Read through the data and report every line in which the word "views" occurs.

>> Start

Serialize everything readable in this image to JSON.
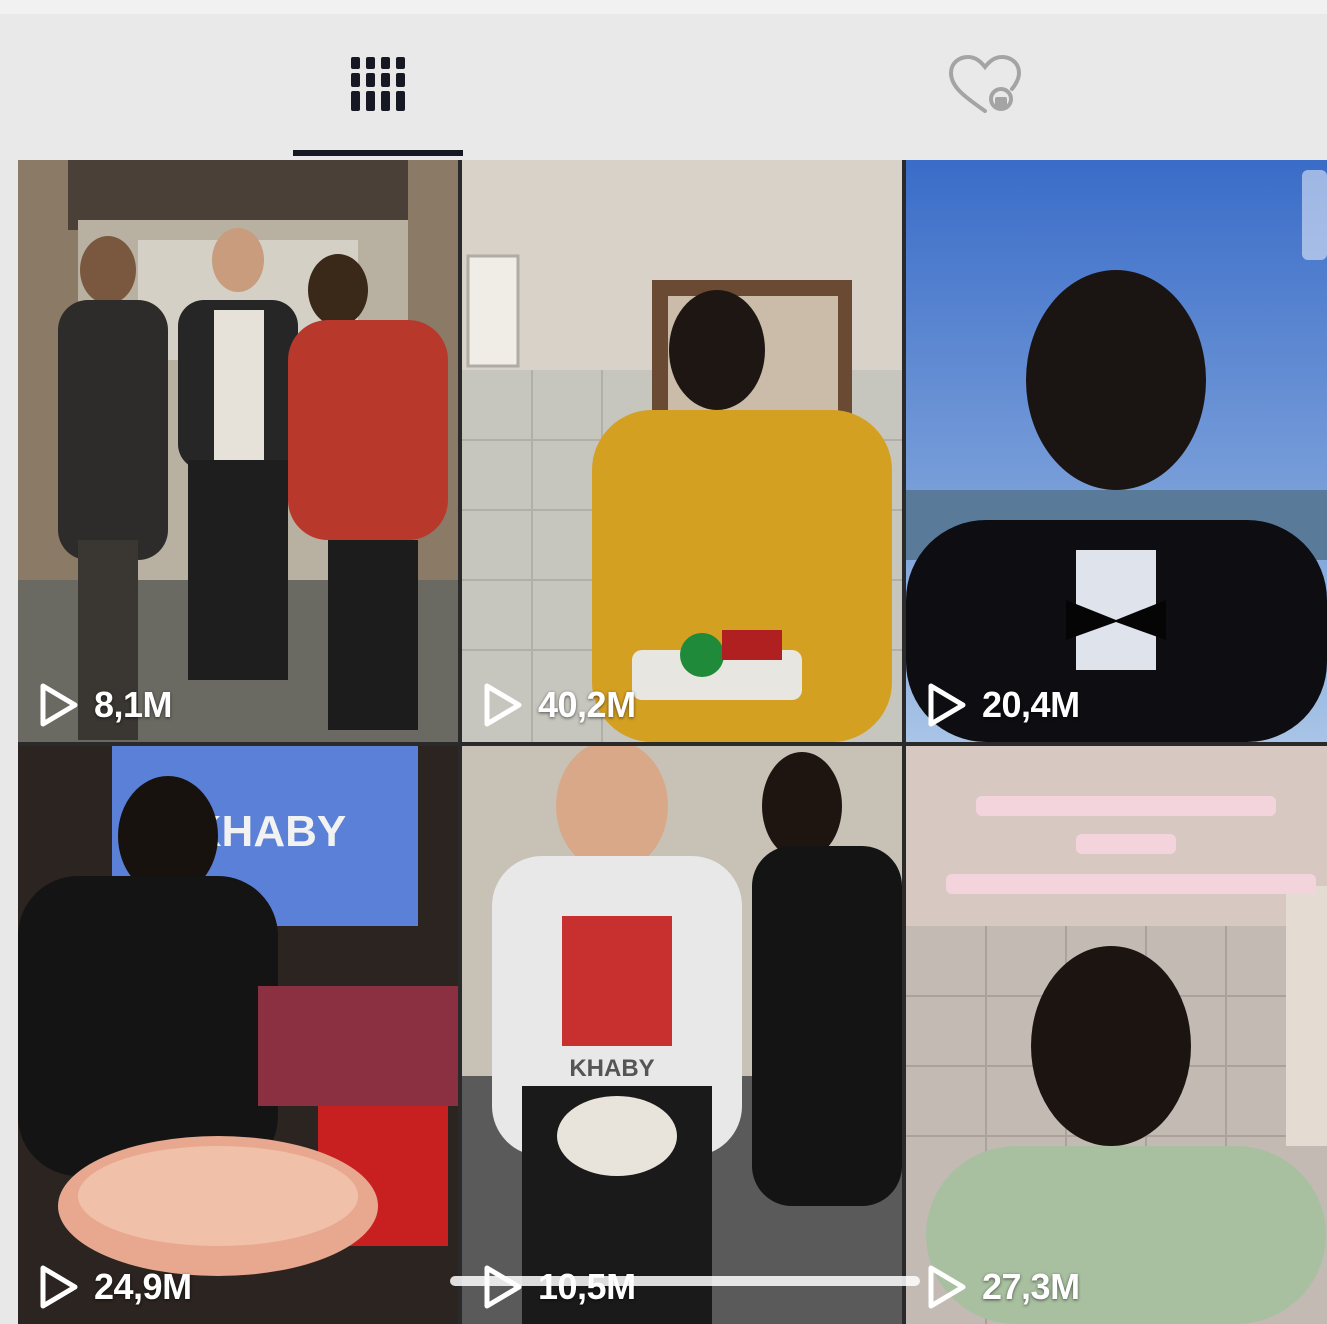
{
  "tabs": [
    {
      "id": "videos",
      "icon": "grid-icon",
      "active": true
    },
    {
      "id": "liked",
      "icon": "heart-lock-icon",
      "active": false
    }
  ],
  "videos": [
    {
      "views": "8,1M",
      "scene": "group-three-men-hallway"
    },
    {
      "views": "40,2M",
      "scene": "man-yellow-shirt-kitchen"
    },
    {
      "views": "20,4M",
      "scene": "man-tuxedo-beach"
    },
    {
      "views": "24,9M",
      "scene": "man-with-khaby-sign"
    },
    {
      "views": "10,5M",
      "scene": "two-men-kitchen"
    },
    {
      "views": "27,3M",
      "scene": "man-green-hoodie"
    }
  ],
  "thumbnail_overlay_text": {
    "sign": "KHABY",
    "shirt": "KHABY"
  },
  "colors": {
    "tab_active": "#161823",
    "tab_inactive": "#a4a4a4",
    "background": "#e9e9e9",
    "view_text": "#ffffff"
  }
}
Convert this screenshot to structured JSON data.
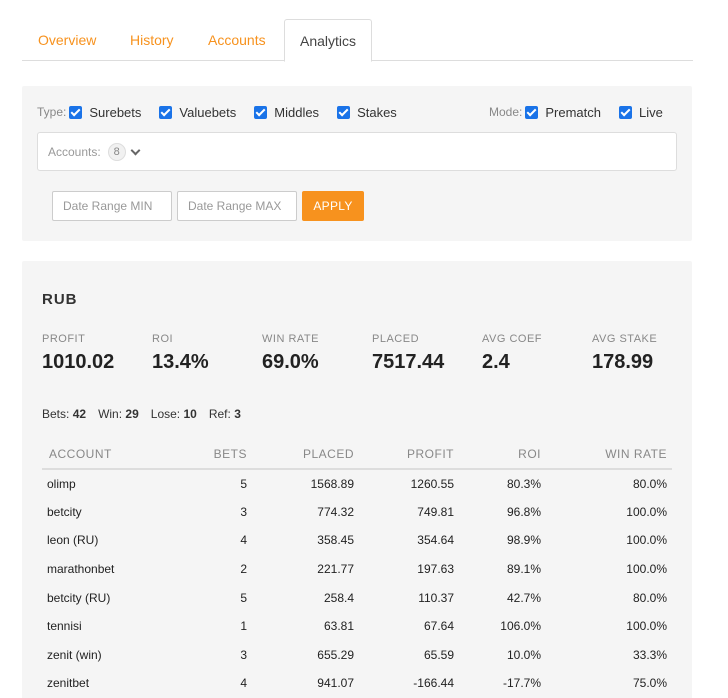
{
  "tabs": [
    {
      "label": "Overview",
      "active": false
    },
    {
      "label": "History",
      "active": false
    },
    {
      "label": "Accounts",
      "active": false
    },
    {
      "label": "Analytics",
      "active": true
    }
  ],
  "filters": {
    "type_label": "Type:",
    "types": [
      {
        "label": "Surebets",
        "checked": true
      },
      {
        "label": "Valuebets",
        "checked": true
      },
      {
        "label": "Middles",
        "checked": true
      },
      {
        "label": "Stakes",
        "checked": true
      }
    ],
    "mode_label": "Mode:",
    "modes": [
      {
        "label": "Prematch",
        "checked": true
      },
      {
        "label": "Live",
        "checked": true
      }
    ],
    "accounts_label": "Accounts:",
    "accounts_count": "8",
    "date_min_placeholder": "Date Range MIN",
    "date_max_placeholder": "Date Range MAX",
    "apply_label": "APPLY"
  },
  "colors": {
    "accent": "#f7921e",
    "checkbox": "#1a73e8",
    "panel_bg": "#f5f5f5"
  },
  "stats": {
    "currency": "RUB",
    "metrics": [
      {
        "label": "PROFIT",
        "value": "1010.02"
      },
      {
        "label": "ROI",
        "value": "13.4%"
      },
      {
        "label": "WIN RATE",
        "value": "69.0%"
      },
      {
        "label": "PLACED",
        "value": "7517.44"
      },
      {
        "label": "AVG COEF",
        "value": "2.4"
      },
      {
        "label": "AVG STAKE",
        "value": "178.99"
      }
    ],
    "summary": {
      "bets_label": "Bets:",
      "bets": "42",
      "win_label": "Win:",
      "win": "29",
      "lose_label": "Lose:",
      "lose": "10",
      "ref_label": "Ref:",
      "ref": "3"
    },
    "table": {
      "headers": [
        "ACCOUNT",
        "BETS",
        "PLACED",
        "PROFIT",
        "ROI",
        "WIN RATE"
      ],
      "rows": [
        [
          "olimp",
          "5",
          "1568.89",
          "1260.55",
          "80.3%",
          "80.0%"
        ],
        [
          "betcity",
          "3",
          "774.32",
          "749.81",
          "96.8%",
          "100.0%"
        ],
        [
          "leon (RU)",
          "4",
          "358.45",
          "354.64",
          "98.9%",
          "100.0%"
        ],
        [
          "marathonbet",
          "2",
          "221.77",
          "197.63",
          "89.1%",
          "100.0%"
        ],
        [
          "betcity (RU)",
          "5",
          "258.4",
          "110.37",
          "42.7%",
          "80.0%"
        ],
        [
          "tennisi",
          "1",
          "63.81",
          "67.64",
          "106.0%",
          "100.0%"
        ],
        [
          "zenit (win)",
          "3",
          "655.29",
          "65.59",
          "10.0%",
          "33.3%"
        ],
        [
          "zenitbet",
          "4",
          "941.07",
          "-166.44",
          "-17.7%",
          "75.0%"
        ]
      ]
    }
  }
}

>> End

== SOLUTION TO THIS EXERCISE ==
      "views": "8,1M",
      "views": "40,2M",
      "views": "20,4M",
      "views": "24,9M",
      "views": "10,5M",
      "views": "27,3M",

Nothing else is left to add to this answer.